--- BEGIN Input ---

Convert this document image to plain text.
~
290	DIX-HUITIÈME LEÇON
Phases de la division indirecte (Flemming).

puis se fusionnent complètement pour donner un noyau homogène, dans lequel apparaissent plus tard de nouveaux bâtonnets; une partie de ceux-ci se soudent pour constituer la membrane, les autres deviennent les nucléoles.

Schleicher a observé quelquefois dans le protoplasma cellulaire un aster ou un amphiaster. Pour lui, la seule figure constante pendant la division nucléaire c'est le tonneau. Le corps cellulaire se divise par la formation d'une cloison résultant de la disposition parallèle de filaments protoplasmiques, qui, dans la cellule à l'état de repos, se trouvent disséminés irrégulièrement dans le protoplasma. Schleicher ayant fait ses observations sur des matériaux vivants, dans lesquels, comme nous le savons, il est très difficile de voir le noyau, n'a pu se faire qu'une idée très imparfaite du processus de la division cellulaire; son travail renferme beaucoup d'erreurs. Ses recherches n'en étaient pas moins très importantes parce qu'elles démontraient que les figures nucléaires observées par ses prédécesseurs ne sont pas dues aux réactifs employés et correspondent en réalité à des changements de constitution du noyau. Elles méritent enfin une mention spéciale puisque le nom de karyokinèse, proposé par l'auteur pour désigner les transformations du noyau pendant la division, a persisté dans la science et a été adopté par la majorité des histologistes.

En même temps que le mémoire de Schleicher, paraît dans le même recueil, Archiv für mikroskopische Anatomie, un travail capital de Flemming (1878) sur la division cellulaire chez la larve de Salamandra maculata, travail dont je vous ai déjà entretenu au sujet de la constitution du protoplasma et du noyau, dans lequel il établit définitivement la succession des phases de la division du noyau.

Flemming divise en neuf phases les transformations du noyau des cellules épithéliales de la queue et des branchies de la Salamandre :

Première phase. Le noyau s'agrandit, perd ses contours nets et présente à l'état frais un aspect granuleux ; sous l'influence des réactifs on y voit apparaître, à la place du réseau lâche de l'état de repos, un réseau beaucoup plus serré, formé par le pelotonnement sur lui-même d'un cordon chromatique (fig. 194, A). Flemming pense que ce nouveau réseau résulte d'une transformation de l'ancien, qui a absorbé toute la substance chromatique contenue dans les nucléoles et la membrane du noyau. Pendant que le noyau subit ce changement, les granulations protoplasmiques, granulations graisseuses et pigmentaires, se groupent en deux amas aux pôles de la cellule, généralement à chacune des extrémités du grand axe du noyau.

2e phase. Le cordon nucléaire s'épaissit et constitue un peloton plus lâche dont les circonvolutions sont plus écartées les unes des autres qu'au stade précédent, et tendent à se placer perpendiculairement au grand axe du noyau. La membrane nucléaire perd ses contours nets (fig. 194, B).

--- END Input ---

## Stated exercise
Please set down all the data word for word.

## Result of the exercise
Convert this document image to plain text.
~
290	DIX-HUITIÈME LEÇON
Phases de la division indirecte (Flemming).

puis se fusionnent complètement pour donner un noyau homogène, dans lequel apparaissent plus tard de nouveaux bâtonnets; une partie de ceux-ci se soudent pour constituer la membrane, les autres deviennent les nucléoles.

Schleicher a observé quelquefois dans le protoplasma cellulaire un aster ou un amphiaster. Pour lui, la seule figure constante pendant la division nucléaire c'est le tonneau. Le corps cellulaire se divise par la formation d'une cloison résultant de la disposition parallèle de filaments protoplasmiques, qui, dans la cellule à l'état de repos, se trouvent disséminés irrégulièrement dans le protoplasma. Schleicher ayant fait ses observations sur des matériaux vivants, dans lesquels, comme nous le savons, il est très difficile de voir le noyau, n'a pu se faire qu'une idée très imparfaite du processus de la division cellulaire; son travail renferme beaucoup d'erreurs. Ses recherches n'en étaient pas moins très importantes parce qu'elles démontraient que les figures nucléaires observées par ses prédécesseurs ne sont pas dues aux réactifs employés et correspondent en réalité à des changements de constitution du noyau. Elles méritent enfin une mention spéciale puisque le nom de karyokinèse, proposé par l'auteur pour désigner les transformations du noyau pendant la division, a persisté dans la science et a été adopté par la majorité des histologistes.

En même temps que le mémoire de Schleicher, paraît dans le même recueil, Archiv für mikroskopische Anatomie, un travail capital de Flemming (1878) sur la division cellulaire chez la larve de Salamandra maculata, travail dont je vous ai déjà entretenu au sujet de la constitution du protoplasma et du noyau, dans lequel il établit définitivement la succession des phases de la division du noyau.

Flemming divise en neuf phases les transformations du noyau des cellules épithéliales de la queue et des branchies de la Salamandre :

Première phase. Le noyau s'agrandit, perd ses contours nets et présente à l'état frais un aspect granuleux ; sous l'influence des réactifs on y voit apparaître, à la place du réseau lâche de l'état de repos, un réseau beaucoup plus serré, formé par le pelotonnement sur lui-même d'un cordon chromatique (fig. 194, A). Flemming pense que ce nouveau réseau résulte d'une transformation de l'ancien, qui a absorbé toute la substance chromatique contenue dans les nucléoles et la membrane du noyau. Pendant que le noyau subit ce changement, les granulations protoplasmiques, granulations graisseuses et pigmentaires, se groupent en deux amas aux pôles de la cellule, généralement à chacune des extrémités du grand axe du noyau.

2e phase. Le cordon nucléaire s'épaissit et constitue un peloton plus lâche dont les circonvolutions sont plus écartées les unes des autres qu'au stade précédent, et tendent à se placer perpendiculairement au grand axe du noyau. La membrane nucléaire perd ses contours nets (fig. 194, B).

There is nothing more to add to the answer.